**Rows from a dataset**
──────

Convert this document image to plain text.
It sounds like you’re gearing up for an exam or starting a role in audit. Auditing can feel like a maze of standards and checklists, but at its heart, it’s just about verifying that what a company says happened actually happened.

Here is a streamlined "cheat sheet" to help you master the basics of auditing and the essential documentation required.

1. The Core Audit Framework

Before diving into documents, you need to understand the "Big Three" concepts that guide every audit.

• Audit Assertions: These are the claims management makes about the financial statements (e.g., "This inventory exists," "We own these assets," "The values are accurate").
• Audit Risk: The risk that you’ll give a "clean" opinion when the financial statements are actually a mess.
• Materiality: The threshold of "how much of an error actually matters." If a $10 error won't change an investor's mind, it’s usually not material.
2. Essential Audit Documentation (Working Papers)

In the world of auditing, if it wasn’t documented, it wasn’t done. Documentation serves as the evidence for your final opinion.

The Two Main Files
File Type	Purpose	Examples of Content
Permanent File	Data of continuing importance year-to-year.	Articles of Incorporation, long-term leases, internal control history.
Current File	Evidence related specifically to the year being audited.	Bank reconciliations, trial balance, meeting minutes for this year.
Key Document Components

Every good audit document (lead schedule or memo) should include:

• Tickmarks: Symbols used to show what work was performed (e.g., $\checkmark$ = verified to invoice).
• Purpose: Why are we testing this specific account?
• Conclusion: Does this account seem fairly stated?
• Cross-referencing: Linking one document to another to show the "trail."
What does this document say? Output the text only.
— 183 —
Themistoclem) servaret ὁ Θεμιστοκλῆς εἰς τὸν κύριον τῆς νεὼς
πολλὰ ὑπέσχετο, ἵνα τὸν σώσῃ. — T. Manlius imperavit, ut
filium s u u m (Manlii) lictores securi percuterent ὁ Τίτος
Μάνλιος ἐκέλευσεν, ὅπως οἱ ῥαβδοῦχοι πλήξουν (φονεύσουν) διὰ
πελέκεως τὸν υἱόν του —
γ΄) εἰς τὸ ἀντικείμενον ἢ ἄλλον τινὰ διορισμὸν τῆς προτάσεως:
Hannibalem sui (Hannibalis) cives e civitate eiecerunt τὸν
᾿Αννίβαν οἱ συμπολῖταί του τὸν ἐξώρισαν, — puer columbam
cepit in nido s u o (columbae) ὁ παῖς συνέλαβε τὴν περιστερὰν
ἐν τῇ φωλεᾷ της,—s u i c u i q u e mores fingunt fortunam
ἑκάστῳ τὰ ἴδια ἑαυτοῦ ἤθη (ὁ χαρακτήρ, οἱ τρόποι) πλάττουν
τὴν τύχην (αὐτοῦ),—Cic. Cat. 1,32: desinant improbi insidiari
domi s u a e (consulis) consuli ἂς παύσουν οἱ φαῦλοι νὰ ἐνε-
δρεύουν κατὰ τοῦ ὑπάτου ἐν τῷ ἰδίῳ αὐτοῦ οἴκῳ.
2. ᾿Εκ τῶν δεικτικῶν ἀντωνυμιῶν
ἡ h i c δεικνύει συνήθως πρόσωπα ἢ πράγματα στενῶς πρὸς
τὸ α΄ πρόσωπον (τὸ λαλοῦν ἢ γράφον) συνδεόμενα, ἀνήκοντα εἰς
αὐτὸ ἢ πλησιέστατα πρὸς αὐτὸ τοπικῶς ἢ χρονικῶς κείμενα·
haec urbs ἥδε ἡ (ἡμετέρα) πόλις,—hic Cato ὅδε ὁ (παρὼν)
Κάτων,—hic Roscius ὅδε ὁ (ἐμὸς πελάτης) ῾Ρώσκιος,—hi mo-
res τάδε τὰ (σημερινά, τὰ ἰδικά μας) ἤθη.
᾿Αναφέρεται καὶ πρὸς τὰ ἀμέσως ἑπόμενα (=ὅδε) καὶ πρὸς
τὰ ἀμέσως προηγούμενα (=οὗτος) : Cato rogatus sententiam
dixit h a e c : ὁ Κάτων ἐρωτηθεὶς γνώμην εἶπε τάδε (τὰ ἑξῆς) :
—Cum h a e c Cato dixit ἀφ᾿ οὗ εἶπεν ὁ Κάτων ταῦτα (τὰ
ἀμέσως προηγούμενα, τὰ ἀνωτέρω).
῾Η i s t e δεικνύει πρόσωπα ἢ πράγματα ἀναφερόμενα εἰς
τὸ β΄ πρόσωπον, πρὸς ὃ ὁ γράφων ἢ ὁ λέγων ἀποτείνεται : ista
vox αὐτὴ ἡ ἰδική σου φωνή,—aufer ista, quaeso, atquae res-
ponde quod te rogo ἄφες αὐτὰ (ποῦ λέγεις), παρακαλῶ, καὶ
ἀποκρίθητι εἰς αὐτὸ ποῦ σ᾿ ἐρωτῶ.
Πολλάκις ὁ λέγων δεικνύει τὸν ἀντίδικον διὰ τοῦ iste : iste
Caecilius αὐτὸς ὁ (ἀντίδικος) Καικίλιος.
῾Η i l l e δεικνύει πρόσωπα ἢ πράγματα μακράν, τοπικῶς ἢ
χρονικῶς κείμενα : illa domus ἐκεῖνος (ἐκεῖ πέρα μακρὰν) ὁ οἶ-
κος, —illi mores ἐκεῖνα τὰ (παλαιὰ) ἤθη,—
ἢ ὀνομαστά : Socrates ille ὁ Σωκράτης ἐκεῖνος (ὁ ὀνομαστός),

──────

**Task prompt**
Find each line with the string "dixit" and copy it out.

**Exercise solution**
dixit h a e c : ὁ Κάτων ἐρωτηθεὶς γνώμην εἶπε τάδε (τὰ ἑξῆς) :
—Cum h a e c Cato dixit ἀφ᾿ οὗ εἶπεν ὁ Κάτων ταῦτα (τὰ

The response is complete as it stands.